--- Records to process ---
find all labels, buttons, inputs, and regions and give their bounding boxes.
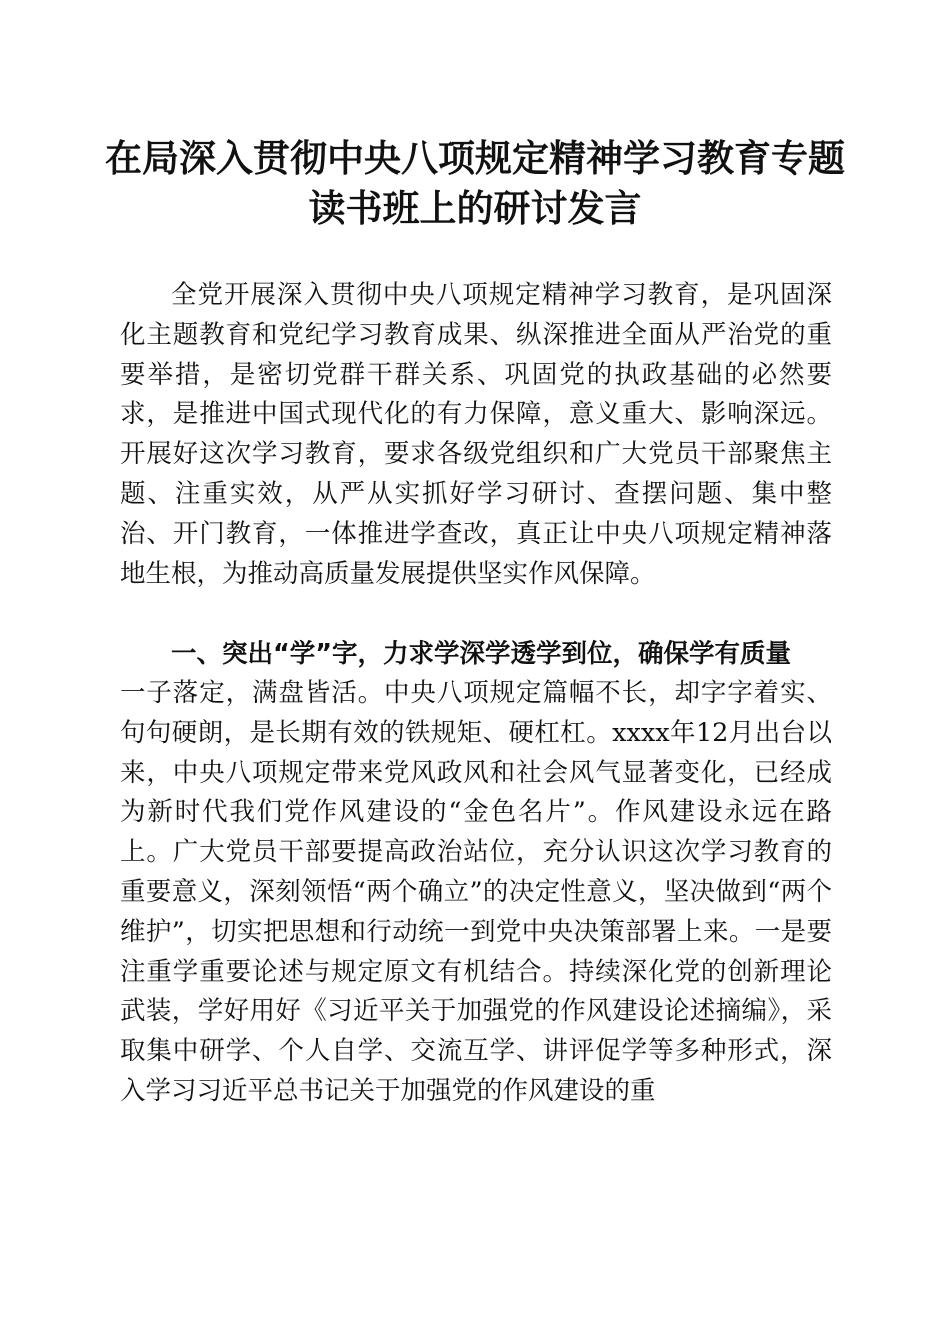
paragraph-intro: 全党开展深入贯彻中央八项规定精神学习教育，是巩固深化主题教育和党纪学习教育成果、纵深推进全面从严治党的重要举措，是密切党群干群关系、巩固党的执政基础的必然要求，是推进中国式现代化的有力保障，意义重大、影响深远。开展好这次学习教育，要求各级党组织和广大党员干部聚焦主题、注重实效，从严从实抓好学习研讨、查摆问题、集中整治、开门教育，一体推进学查改，真正让中央八项规定精神落地生根，为推动高质量发展提供坚实作风保障。: [120, 280, 832, 589]
section-heading-1: 一、突出“学”字，力求学深学透学到位，确保学有质量: [171, 639, 792, 669]
document-title-line-1: 在局深入贯彻中央八项规定精神学习教育专题: [105, 136, 845, 180]
document-title-line-2: 读书班上的研讨发言: [308, 186, 642, 230]
paragraph-section-1: 一子落定，满盘皆活。中央八项规定篇幅不长，却字字着实、句句硬朗，是长期有效的铁规矩、硬杠杠。xxxx年12月出台以来，中央八项规定带来党风政风和社会风气显著变化，已经成为新时代我们党作风建设的“金色名片”。作风建设永远在路上。广大党员干部要提高政治站位，充分认识这次学习教育的重要意义，深刻领悟“两个确立”的决定性意义，坚决做到“两个维护”，切实把思想和行动统一到党中央决策部署上来。一是要注重学重要论述与规定原文有机结合。持续深化党的创新理论武装，学好用好《习近平关于加强党的作风建设论述摘编》，采取集中研学、个人自学、交流互学、讲评促学等多种形式，深入学习习近平总书记关于加强党的作风建设的重: [120, 678, 832, 1106]
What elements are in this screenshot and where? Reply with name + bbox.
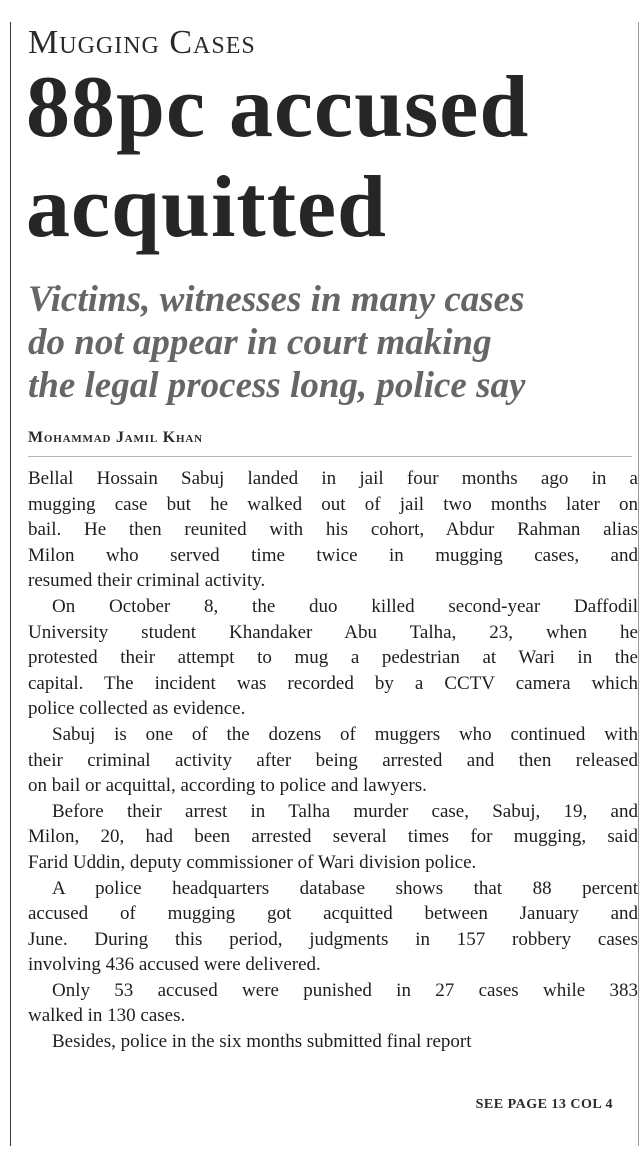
body-line: Besides, police in the six months submitted final report [52, 1031, 472, 1053]
body-line: Milon, 20, had been arrested several times for mugging, said [28, 826, 638, 848]
body-line: Farid Uddin, deputy commissioner of Wari division police. [28, 851, 477, 873]
body-line: Milon who served time twice in mugging cases, and [28, 544, 638, 566]
headline-line: 88pc accused [26, 59, 530, 156]
body-line: their criminal activity after being arrested and then released [28, 749, 638, 771]
subheadline [28, 278, 628, 407]
subhead-line: do not appear in court making [28, 322, 492, 363]
headline-line: acquitted [26, 159, 387, 256]
subhead-line: the legal process long, police say [28, 365, 526, 406]
body-line: walked in 130 cases. [28, 1005, 186, 1027]
body-line: Bellal Hossain Sabuj landed in jail four months ago in a [28, 468, 638, 489]
kicker: Mugging Cases [28, 24, 256, 61]
byline: Mohammad Jamil Khan [28, 429, 203, 446]
article-body [28, 466, 638, 1055]
body-line: capital. The incident was recorded by a CCTV camera which [28, 672, 638, 694]
body-line: resumed their criminal activity. [28, 570, 266, 592]
continuation-jump-line: SEE PAGE 13 COL 4 [475, 1097, 613, 1112]
body-line: bail. He then reunited with his cohort, Abdur Rahman alias [28, 519, 638, 541]
body-line: police collected as evidence. [28, 698, 246, 720]
body-line: protested their attempt to mug a pedestrian at Wari in the [28, 647, 638, 669]
body-line: University student Khandaker Abu Talha, 23, when he [28, 621, 638, 643]
body-line: June. During this period, judgments in 157 robbery cases [28, 928, 638, 950]
body-line: On October 8, the duo killed second-year Daffodil [52, 595, 638, 617]
left-column-rule [10, 22, 11, 1146]
body-line: Sabuj is one of the dozens of muggers who continued with [52, 723, 638, 745]
body-line: Only 53 accused were punished in 27 cases while 383 [52, 979, 638, 1001]
byline-divider [28, 456, 632, 457]
subhead-line: Victims, witnesses in many cases [28, 279, 525, 320]
body-line: A police headquarters database shows that 88 percent [52, 877, 638, 899]
body-line: accused of mugging got acquitted between January and [28, 903, 638, 925]
body-line: involving 436 accused were delivered. [28, 954, 321, 976]
body-line: on bail or acquittal, according to police and lawyers. [28, 775, 427, 797]
body-line: Before their arrest in Talha murder case, Sabuj, 19, and [52, 800, 638, 822]
body-line: mugging case but he walked out of jail two months later on [28, 493, 638, 515]
headline [26, 58, 626, 258]
right-column-rule [638, 22, 639, 1146]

--- Task requirements ---
Print the lines exactly as they appear, beginning with the line that contains "body-line: Besides, police" and stopping after the line that contains "body-line: walked in".

--- Exercise answer ---
body-line: Besides, police in the six months submitted final report [52, 1031, 472, 1053]
body-line: Milon, 20, had been arrested several times for mugging, said [28, 826, 638, 848]
body-line: Farid Uddin, deputy commissioner of Wari division police. [28, 851, 477, 873]
body-line: Milon who served time twice in mugging cases, and [28, 544, 638, 566]
headline-line: 88pc accused [26, 59, 530, 156]
body-line: their criminal activity after being arrested and then released [28, 749, 638, 771]
subheadline [28, 278, 628, 407]
subhead-line: do not appear in court making [28, 322, 492, 363]
headline-line: acquitted [26, 159, 387, 256]
subhead-line: the legal process long, police say [28, 365, 526, 406]
body-line: walked in 130 cases. [28, 1005, 186, 1027]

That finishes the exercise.